Every line below must be reproduced exactly. Copy them all.

══════════════════════════════

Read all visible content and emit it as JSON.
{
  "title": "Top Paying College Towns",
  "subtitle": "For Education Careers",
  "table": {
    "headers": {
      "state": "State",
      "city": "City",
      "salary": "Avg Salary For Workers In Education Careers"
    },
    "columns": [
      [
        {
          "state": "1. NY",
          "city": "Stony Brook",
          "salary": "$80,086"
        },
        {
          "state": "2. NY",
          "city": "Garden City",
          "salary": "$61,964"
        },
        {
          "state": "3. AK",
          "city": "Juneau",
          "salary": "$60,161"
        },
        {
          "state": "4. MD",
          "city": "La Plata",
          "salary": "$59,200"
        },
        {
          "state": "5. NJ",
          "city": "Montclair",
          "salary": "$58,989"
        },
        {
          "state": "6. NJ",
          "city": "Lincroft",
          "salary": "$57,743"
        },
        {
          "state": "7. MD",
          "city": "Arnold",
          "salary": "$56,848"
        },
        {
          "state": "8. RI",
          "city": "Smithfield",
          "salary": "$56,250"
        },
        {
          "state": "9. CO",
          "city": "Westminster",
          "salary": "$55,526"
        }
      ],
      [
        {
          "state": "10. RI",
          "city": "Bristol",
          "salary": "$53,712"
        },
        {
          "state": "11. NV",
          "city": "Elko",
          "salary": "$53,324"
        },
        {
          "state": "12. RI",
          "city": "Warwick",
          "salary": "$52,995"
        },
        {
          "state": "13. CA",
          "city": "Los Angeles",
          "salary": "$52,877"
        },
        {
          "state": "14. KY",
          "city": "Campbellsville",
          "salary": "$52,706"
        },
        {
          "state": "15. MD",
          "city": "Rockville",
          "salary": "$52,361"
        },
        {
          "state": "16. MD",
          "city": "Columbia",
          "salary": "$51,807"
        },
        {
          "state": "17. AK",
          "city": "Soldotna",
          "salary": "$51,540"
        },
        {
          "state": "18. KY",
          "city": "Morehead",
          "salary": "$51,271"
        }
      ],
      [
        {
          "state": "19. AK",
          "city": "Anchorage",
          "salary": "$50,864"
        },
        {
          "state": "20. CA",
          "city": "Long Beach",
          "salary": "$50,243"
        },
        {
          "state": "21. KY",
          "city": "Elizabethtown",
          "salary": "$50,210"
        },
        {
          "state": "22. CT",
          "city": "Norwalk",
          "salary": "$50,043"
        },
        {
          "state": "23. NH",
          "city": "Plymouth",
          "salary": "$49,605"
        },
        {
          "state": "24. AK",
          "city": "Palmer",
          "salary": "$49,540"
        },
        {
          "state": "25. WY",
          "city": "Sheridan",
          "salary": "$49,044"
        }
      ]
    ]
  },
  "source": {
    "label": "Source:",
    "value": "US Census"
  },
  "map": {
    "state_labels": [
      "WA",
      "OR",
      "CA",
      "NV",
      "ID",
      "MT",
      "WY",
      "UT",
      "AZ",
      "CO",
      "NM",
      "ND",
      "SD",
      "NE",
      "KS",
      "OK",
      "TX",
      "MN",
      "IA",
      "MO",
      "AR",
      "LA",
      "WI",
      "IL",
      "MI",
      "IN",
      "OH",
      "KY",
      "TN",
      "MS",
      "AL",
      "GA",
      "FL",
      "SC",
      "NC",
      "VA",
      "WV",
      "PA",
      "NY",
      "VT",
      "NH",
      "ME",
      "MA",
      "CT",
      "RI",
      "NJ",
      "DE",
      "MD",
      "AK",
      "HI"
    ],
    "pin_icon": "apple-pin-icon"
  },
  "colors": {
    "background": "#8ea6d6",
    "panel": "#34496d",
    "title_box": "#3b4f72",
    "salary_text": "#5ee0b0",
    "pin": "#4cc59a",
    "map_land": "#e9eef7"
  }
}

══════════════════════════════

Task output:
Read all visible content and emit it as JSON.
{
  "title": "Top Paying College Towns",
  "subtitle": "For Education Careers",
  "table": {
    "headers": {
      "state": "State",
      "city": "City",
      "salary": "Avg Salary For Workers In Education Careers"
    },
    "columns": [
      [
        {
          "state": "1. NY",
          "city": "Stony Brook",
          "salary": "$80,086"
        },
        {
          "state": "2. NY",
          "city": "Garden City",
          "salary": "$61,964"
        },
        {
          "state": "3. AK",
          "city": "Juneau",
          "salary": "$60,161"
        },
        {
          "state": "4. MD",
          "city": "La Plata",
          "salary": "$59,200"
        },
        {
          "state": "5. NJ",
          "city": "Montclair",
          "salary": "$58,989"
        },
        {
          "state": "6. NJ",
          "city": "Lincroft",
          "salary": "$57,743"
        },
        {
          "state": "7. MD",
          "city": "Arnold",
          "salary": "$56,848"
        },
        {
          "state": "8. RI",
          "city": "Smithfield",
          "salary": "$56,250"
        },
        {
          "state": "9. CO",
          "city": "Westminster",
          "salary": "$55,526"
        }
      ],
      [
        {
          "state": "10. RI",
          "city": "Bristol",
          "salary": "$53,712"
        },
        {
          "state": "11. NV",
          "city": "Elko",
          "salary": "$53,324"
        },
        {
          "state": "12. RI",
          "city": "Warwick",
          "salary": "$52,995"
        },
        {
          "state": "13. CA",
          "city": "Los Angeles",
          "salary": "$52,877"
        },
        {
          "state": "14. KY",
          "city": "Campbellsville",
          "salary": "$52,706"
        },
        {
          "state": "15. MD",
          "city": "Rockville",
          "salary": "$52,361"
        },
        {
          "state": "16. MD",
          "city": "Columbia",
          "salary": "$51,807"
        },
        {
          "state": "17. AK",
          "city": "Soldotna",
          "salary": "$51,540"
        },
        {
          "state": "18. KY",
          "city": "Morehead",
          "salary": "$51,271"
        }
      ],
      [
        {
          "state": "19. AK",
          "city": "Anchorage",
          "salary": "$50,864"
        },
        {
          "state": "20. CA",
          "city": "Long Beach",
          "salary": "$50,243"
        },
        {
          "state": "21. KY",
          "city": "Elizabethtown",
          "salary": "$50,210"
        },
        {
          "state": "22. CT",
          "city": "Norwalk",
          "salary": "$50,043"
        },
        {
          "state": "23. NH",
          "city": "Plymouth",
          "salary": "$49,605"
        },
        {
          "state": "24. AK",
          "city": "Palmer",
          "salary": "$49,540"
        },
        {
          "state": "25. WY",
          "city": "Sheridan",
          "salary": "$49,044"
        }
      ]
    ]
  },
  "source": {
    "label": "Source:",
    "value": "US Census"
  },
  "map": {
    "state_labels": [
      "WA",
      "OR",
      "CA",
      "NV",
      "ID",
      "MT",
      "WY",
      "UT",
      "AZ",
      "CO",
      "NM",
      "ND",
      "SD",
      "NE",
      "KS",
      "OK",
      "TX",
      "MN",
      "IA",
      "MO",
      "AR",
      "LA",
      "WI",
      "IL",
      "MI",
      "IN",
      "OH",
      "KY",
      "TN",
      "MS",
      "AL",
      "GA",
      "FL",
      "SC",
      "NC",
      "VA",
      "WV",
      "PA",
      "NY",
      "VT",
      "NH",
      "ME",
      "MA",
      "CT",
      "RI",
      "NJ",
      "DE",
      "MD",
      "AK",
      "HI"
    ],
    "pin_icon": "apple-pin-icon"
  },
  "colors": {
    "background": "#8ea6d6",
    "panel": "#34496d",
    "title_box": "#3b4f72",
    "salary_text": "#5ee0b0",
    "pin": "#4cc59a",
    "map_land": "#e9eef7"
  }
}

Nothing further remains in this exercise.